--- start of Task inputs ---

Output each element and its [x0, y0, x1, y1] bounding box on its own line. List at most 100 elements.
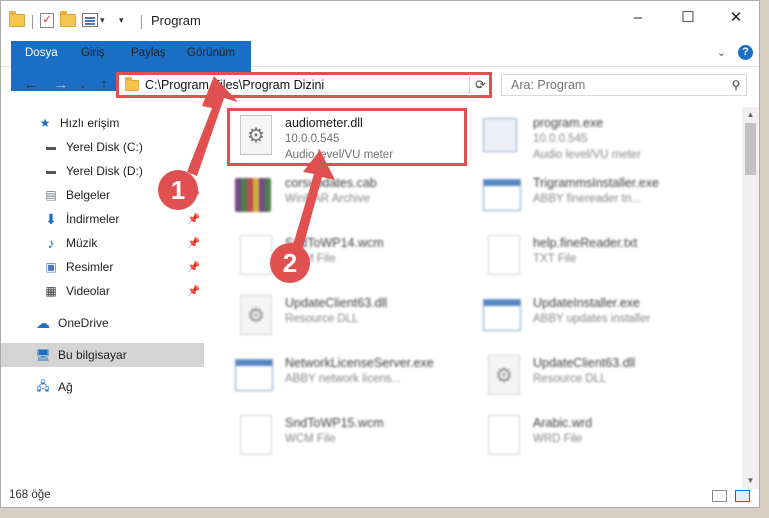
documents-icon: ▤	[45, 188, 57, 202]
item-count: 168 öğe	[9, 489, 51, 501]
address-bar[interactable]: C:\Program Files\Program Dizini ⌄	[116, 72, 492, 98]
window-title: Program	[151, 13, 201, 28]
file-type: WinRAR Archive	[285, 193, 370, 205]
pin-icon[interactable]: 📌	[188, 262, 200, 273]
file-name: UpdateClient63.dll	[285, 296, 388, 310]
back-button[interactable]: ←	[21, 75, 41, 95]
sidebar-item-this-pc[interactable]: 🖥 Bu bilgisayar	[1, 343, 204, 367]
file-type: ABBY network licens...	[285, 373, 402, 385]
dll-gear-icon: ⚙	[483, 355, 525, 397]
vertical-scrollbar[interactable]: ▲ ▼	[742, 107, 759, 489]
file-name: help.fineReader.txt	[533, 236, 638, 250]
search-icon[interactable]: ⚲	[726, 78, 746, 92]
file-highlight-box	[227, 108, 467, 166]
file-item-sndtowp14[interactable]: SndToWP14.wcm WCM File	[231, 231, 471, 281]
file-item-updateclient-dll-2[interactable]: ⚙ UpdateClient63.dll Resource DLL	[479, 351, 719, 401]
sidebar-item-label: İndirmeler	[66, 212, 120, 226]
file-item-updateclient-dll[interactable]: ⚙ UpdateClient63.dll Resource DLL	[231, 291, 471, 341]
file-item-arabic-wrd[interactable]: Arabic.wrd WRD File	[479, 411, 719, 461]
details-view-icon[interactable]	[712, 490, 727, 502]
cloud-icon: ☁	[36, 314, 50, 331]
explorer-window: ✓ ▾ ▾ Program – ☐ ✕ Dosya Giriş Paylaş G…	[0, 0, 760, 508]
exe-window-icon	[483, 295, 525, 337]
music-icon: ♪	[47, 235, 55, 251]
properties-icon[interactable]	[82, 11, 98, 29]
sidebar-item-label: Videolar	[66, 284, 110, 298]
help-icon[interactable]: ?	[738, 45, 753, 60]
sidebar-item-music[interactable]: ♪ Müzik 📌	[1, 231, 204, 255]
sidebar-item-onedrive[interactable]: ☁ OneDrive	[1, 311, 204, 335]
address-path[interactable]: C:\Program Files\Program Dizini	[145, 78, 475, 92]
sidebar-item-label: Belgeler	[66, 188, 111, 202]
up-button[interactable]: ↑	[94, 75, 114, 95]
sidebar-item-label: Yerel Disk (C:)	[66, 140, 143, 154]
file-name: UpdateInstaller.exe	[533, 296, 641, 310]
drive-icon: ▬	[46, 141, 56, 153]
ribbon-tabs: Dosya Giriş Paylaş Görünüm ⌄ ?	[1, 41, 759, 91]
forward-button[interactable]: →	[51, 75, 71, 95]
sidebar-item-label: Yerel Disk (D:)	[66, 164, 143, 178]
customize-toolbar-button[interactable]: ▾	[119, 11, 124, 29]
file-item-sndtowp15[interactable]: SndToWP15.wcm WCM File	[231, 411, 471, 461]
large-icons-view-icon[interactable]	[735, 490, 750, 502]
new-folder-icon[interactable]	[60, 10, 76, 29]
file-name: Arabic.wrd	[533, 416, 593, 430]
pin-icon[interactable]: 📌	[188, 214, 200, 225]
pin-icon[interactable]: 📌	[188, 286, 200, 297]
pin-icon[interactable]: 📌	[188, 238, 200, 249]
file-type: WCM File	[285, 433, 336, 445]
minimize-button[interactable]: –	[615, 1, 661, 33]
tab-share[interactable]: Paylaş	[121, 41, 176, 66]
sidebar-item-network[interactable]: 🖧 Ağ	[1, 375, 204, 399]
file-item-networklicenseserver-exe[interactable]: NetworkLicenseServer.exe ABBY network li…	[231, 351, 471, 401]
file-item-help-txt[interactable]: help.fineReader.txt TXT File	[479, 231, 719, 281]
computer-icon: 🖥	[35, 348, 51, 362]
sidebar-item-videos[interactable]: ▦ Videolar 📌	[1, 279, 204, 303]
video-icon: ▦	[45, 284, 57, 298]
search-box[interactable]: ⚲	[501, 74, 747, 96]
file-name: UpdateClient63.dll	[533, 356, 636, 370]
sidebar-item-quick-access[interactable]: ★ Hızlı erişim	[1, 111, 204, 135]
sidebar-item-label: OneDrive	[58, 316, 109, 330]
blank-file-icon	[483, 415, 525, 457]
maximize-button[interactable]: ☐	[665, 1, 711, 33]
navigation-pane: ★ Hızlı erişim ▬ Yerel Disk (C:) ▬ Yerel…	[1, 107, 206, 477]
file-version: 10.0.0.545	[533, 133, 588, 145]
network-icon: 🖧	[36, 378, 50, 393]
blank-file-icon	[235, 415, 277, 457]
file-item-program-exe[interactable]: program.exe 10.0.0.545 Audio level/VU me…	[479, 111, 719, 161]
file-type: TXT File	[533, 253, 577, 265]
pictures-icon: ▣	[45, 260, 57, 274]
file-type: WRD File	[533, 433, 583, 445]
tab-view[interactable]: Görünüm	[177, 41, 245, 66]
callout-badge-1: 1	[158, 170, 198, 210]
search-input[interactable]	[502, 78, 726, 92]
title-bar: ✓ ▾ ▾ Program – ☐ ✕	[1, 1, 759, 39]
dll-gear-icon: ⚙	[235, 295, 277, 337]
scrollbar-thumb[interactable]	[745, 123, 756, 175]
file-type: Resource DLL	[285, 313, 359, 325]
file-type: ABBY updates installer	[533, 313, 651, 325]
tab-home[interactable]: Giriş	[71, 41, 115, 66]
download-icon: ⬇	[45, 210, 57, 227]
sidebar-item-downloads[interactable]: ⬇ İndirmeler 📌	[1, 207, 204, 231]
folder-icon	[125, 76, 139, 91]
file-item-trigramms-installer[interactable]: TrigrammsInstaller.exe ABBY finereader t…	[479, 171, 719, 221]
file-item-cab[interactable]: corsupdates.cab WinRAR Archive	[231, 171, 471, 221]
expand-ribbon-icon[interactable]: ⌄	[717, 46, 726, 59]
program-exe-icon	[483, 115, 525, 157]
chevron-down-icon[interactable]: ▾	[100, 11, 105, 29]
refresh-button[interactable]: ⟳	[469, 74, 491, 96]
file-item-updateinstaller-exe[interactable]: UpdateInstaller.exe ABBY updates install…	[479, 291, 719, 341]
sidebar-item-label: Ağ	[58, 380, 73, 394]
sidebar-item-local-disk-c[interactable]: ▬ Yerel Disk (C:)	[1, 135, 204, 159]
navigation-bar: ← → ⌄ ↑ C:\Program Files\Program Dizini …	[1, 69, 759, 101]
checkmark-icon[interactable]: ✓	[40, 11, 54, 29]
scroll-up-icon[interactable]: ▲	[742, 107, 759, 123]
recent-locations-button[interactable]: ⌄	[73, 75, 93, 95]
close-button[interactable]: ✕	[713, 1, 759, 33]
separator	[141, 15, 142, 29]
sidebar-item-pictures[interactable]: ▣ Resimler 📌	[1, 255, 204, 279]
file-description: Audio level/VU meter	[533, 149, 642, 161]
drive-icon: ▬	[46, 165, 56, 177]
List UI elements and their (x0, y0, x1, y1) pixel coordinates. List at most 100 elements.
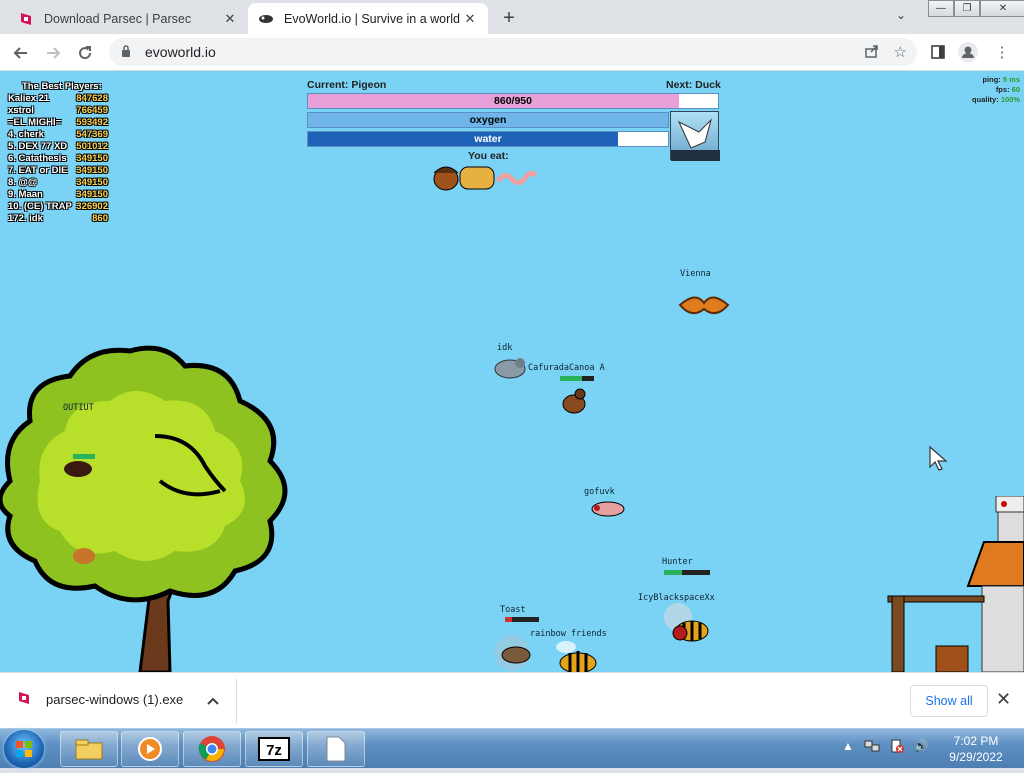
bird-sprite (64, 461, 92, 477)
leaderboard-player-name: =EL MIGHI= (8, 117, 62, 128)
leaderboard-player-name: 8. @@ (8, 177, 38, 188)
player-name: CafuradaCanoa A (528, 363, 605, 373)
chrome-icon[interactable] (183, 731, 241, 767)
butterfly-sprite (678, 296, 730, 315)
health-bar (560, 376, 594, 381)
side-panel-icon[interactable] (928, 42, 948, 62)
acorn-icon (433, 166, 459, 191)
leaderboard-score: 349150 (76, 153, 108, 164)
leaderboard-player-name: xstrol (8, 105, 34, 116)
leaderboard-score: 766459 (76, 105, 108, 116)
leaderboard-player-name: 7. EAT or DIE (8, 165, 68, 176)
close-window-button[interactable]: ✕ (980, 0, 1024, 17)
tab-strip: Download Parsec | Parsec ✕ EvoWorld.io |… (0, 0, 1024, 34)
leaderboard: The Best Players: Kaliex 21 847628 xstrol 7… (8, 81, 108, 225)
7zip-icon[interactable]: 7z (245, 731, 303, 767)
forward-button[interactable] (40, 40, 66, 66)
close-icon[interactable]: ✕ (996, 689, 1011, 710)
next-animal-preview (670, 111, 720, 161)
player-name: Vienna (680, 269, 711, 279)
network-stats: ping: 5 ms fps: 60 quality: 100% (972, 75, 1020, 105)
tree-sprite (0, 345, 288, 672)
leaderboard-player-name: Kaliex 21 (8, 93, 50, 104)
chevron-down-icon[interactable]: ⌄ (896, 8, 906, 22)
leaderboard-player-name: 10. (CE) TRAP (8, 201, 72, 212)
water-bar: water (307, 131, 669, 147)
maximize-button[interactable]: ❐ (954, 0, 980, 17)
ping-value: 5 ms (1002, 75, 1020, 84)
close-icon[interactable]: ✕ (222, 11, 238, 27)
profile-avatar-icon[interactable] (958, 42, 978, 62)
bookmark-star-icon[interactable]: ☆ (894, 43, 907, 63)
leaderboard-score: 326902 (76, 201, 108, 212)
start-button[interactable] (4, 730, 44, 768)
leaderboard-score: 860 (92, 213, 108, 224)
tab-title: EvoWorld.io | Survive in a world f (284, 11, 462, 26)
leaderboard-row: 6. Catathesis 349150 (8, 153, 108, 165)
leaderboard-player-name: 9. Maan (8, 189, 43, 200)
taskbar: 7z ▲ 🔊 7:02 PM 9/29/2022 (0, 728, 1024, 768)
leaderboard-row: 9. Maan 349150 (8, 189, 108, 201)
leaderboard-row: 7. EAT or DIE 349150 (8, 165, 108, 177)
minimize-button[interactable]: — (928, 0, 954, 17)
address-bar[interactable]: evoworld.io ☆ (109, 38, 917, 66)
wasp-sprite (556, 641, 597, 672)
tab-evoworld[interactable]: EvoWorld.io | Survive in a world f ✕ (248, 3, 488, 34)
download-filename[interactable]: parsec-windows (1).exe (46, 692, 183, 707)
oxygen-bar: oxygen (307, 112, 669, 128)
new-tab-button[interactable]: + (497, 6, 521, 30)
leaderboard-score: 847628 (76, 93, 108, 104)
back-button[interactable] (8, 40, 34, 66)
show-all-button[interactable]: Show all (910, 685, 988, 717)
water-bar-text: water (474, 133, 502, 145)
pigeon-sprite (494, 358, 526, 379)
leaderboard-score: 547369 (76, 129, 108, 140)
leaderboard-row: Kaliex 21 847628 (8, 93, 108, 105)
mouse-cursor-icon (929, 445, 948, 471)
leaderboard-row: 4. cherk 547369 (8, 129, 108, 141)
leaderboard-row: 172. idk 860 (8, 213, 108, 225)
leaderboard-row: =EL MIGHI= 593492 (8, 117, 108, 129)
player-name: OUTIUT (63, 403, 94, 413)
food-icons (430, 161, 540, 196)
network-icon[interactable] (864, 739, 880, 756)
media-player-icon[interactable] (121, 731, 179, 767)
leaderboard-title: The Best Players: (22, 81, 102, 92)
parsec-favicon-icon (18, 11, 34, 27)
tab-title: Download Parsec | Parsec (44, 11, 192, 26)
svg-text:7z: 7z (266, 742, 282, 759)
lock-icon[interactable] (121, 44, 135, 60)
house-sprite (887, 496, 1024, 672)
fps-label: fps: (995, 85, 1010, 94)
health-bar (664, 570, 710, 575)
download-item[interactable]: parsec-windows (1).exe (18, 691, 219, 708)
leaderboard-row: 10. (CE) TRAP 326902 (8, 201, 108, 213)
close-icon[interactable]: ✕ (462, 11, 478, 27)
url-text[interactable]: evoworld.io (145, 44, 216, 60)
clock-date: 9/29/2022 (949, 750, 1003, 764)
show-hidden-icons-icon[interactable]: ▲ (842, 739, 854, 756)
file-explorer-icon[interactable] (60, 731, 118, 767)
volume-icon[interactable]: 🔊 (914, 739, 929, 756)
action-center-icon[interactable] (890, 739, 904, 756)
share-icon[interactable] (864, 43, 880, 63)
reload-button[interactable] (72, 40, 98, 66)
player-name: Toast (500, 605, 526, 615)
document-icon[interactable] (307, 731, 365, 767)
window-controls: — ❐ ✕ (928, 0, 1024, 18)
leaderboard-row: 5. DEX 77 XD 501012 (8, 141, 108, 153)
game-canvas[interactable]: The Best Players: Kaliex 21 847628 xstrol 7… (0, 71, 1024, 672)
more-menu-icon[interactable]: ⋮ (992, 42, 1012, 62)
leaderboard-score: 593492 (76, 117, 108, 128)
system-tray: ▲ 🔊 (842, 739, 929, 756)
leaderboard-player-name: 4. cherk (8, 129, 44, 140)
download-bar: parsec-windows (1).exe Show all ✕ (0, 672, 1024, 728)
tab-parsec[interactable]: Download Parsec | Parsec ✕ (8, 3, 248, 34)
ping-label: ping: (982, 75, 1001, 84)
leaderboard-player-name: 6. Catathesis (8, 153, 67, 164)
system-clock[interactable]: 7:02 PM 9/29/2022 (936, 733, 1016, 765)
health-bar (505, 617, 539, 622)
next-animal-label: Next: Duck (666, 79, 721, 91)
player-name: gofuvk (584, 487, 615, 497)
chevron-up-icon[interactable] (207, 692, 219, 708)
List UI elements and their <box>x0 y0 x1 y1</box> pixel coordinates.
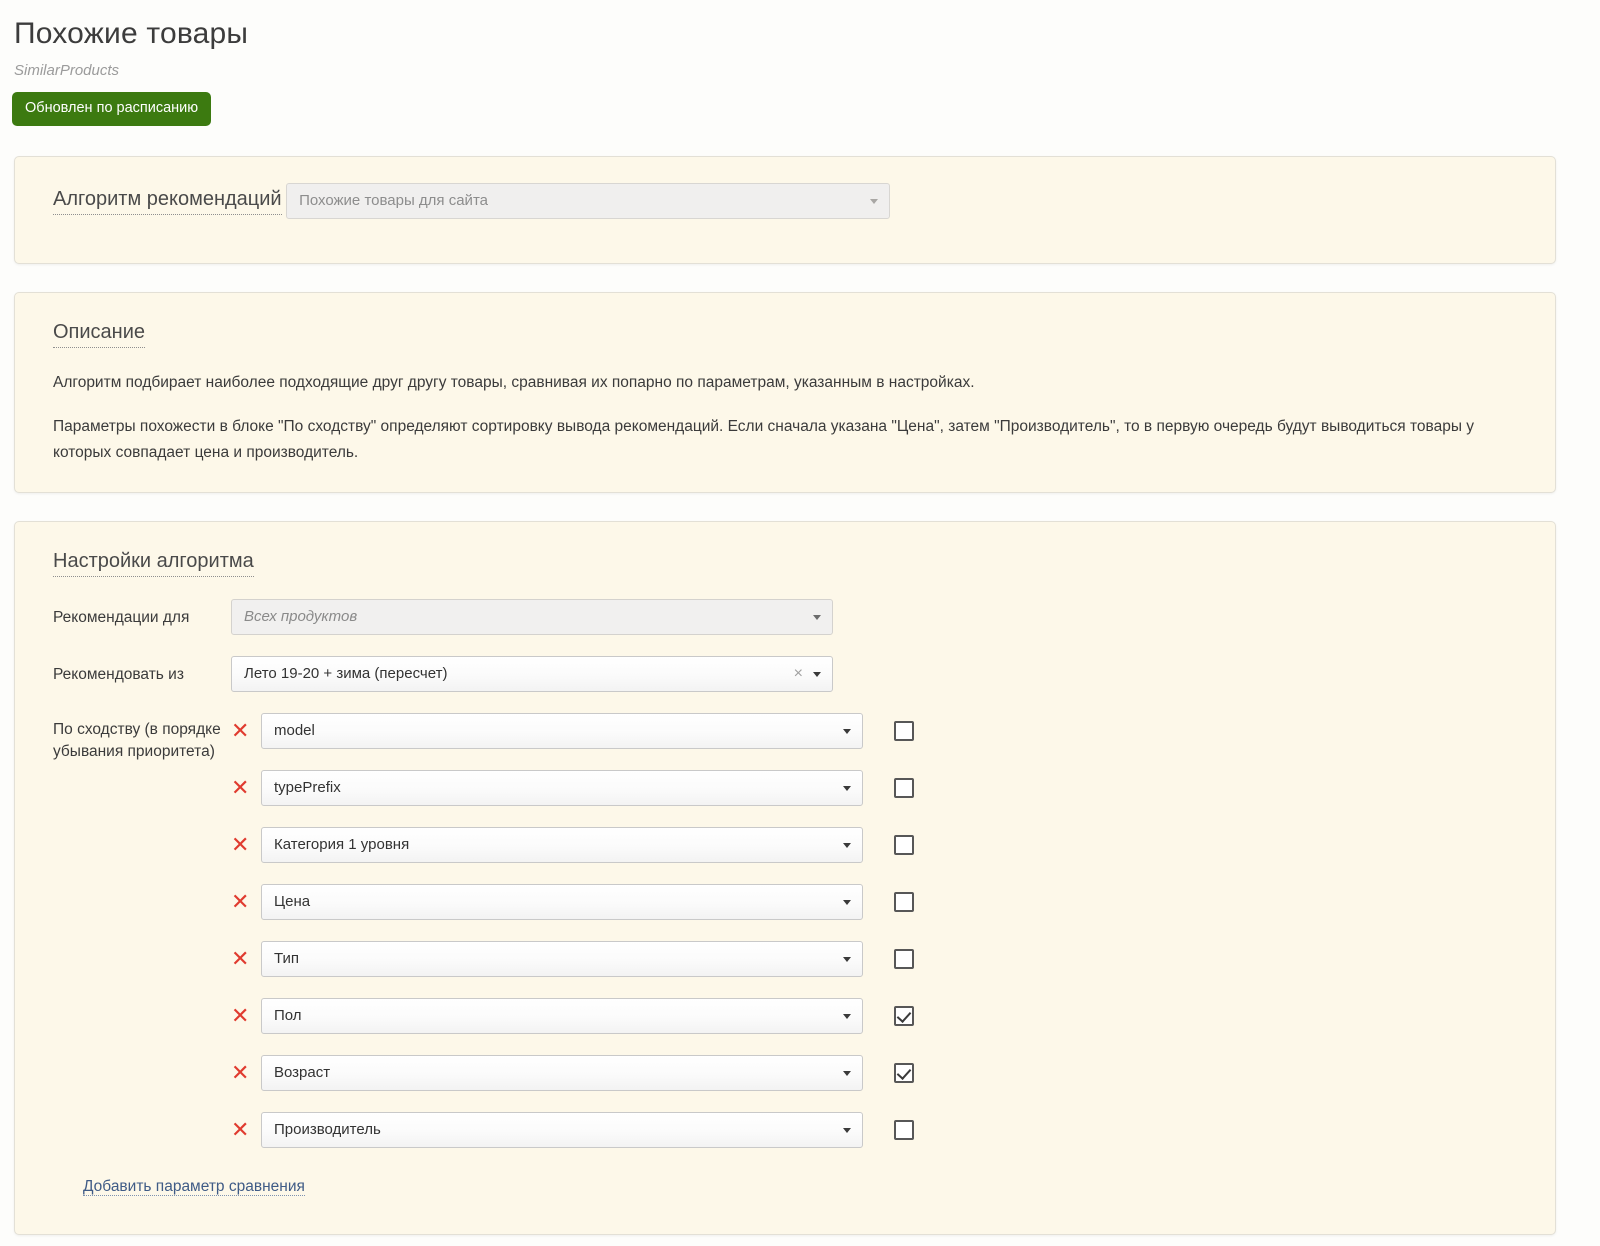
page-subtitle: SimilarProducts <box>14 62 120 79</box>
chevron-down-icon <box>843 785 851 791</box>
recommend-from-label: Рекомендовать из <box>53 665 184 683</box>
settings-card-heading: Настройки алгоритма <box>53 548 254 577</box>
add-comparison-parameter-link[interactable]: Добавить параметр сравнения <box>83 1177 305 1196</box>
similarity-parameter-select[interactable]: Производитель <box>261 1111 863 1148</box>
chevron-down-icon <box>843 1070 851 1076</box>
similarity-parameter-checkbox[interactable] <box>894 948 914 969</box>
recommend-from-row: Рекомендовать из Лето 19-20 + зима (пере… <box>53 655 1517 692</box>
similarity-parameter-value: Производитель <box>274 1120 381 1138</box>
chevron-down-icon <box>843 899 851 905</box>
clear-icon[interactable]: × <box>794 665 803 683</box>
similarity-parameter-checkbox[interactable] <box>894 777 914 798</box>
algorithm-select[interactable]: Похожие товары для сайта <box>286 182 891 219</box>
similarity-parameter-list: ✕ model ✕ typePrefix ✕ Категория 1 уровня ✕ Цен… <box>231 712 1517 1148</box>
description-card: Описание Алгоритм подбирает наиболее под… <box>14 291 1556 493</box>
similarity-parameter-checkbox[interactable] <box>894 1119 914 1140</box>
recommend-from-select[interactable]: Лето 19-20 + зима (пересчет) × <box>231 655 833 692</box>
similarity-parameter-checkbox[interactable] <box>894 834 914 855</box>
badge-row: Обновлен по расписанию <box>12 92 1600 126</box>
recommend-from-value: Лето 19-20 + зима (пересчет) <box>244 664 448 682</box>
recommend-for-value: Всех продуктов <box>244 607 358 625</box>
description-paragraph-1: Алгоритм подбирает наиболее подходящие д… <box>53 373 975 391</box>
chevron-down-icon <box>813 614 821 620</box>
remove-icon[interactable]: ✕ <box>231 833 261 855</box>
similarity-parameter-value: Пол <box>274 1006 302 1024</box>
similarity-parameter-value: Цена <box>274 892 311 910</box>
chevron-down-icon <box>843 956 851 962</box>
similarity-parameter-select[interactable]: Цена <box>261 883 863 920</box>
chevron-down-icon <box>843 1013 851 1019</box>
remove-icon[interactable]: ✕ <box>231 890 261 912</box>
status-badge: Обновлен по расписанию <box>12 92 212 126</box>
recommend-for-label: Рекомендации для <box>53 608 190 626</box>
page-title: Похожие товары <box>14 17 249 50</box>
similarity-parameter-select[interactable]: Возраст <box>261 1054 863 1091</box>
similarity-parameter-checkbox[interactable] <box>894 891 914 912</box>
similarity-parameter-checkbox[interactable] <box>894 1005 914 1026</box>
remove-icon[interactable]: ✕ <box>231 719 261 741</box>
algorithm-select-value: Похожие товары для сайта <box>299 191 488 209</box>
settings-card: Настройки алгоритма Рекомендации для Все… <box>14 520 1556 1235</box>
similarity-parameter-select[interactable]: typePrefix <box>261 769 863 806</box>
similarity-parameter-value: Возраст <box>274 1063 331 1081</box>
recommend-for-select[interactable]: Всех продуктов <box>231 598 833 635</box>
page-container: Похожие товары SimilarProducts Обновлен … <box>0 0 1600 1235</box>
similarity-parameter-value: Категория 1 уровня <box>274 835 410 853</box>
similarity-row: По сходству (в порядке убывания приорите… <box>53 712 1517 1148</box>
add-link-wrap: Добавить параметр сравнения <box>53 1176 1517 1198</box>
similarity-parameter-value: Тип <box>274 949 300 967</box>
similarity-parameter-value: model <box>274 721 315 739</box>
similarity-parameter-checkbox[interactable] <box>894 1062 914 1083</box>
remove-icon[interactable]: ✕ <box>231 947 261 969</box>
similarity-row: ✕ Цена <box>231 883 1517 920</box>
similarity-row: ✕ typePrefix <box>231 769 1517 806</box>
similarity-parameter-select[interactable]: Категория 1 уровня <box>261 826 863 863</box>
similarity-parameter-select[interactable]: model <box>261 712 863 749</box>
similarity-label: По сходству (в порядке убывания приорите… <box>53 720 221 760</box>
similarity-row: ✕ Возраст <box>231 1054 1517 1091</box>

--- end of Task inputs ---

§ Exercise
Return the lines of the material starting at the line containing "bird-sprite (64, 461, 92, 477)" and ending at the line containing "address-bar[interactable]: evoworld.io ☆", exactly as they appear, including both of those lines.

§ Answer to the task
bird-sprite (64, 461, 92, 477)
leaderboard-player-name: =EL MIGHI= (8, 117, 62, 128)
leaderboard-player-name: 8. @@ (8, 177, 38, 188)
player-name: CafuradaCanoa A (528, 363, 605, 373)
chrome-icon[interactable] (183, 731, 241, 767)
butterfly-sprite (678, 296, 730, 315)
health-bar (560, 376, 594, 381)
side-panel-icon[interactable] (928, 42, 948, 62)
acorn-icon (433, 166, 459, 191)
leaderboard-score: 349150 (76, 153, 108, 164)
leaderboard-player-name: xstrol (8, 105, 34, 116)
leaderboard-score: 766459 (76, 105, 108, 116)
leaderboard-player-name: 7. EAT or DIE (8, 165, 68, 176)
close-window-button[interactable]: ✕ (980, 0, 1024, 17)
tab-strip: Download Parsec | Parsec ✕ EvoWorld.io |… (0, 0, 1024, 34)
leaderboard: The Best Players: Kaliex 21 847628 xstrol 7… (8, 81, 108, 225)
7zip-icon[interactable]: 7z (245, 731, 303, 767)
forward-button[interactable] (40, 40, 66, 66)
close-icon[interactable]: ✕ (996, 689, 1011, 710)
next-animal-preview (670, 111, 720, 161)
player-name: Vienna (680, 269, 711, 279)
network-stats: ping: 5 ms fps: 60 quality: 100% (972, 75, 1020, 105)
tree-sprite (0, 345, 288, 672)
leaderboard-player-name: Kaliex 21 (8, 93, 50, 104)
chevron-down-icon[interactable]: ⌄ (896, 8, 906, 22)
leaderboard-player-name: 10. (CE) TRAP (8, 201, 72, 212)
water-bar: water (307, 131, 669, 147)
maximize-button[interactable]: ❐ (954, 0, 980, 17)
ping-value: 5 ms (1002, 75, 1020, 84)
close-icon[interactable]: ✕ (222, 11, 238, 27)
profile-avatar-icon[interactable] (958, 42, 978, 62)
bookmark-star-icon[interactable]: ☆ (894, 43, 907, 63)
leaderboard-score: 326902 (76, 201, 108, 212)
start-button[interactable] (4, 730, 44, 768)
leaderboard-score: 860 (92, 213, 108, 224)
tab-title: EvoWorld.io | Survive in a world f (284, 11, 462, 26)
leaderboard-row: 6. Catathesis 349150 (8, 153, 108, 165)
leaderboard-player-name: 9. Maan (8, 189, 43, 200)
taskbar: 7z ▲ 🔊 7:02 PM 9/29/2022 (0, 728, 1024, 768)
leaderboard-row: 9. Maan 349150 (8, 189, 108, 201)
leaderboard-row: 7. EAT or DIE 349150 (8, 165, 108, 177)
minimize-button[interactable]: — (928, 0, 954, 17)
address-bar[interactable]: evoworld.io ☆ (109, 38, 917, 66)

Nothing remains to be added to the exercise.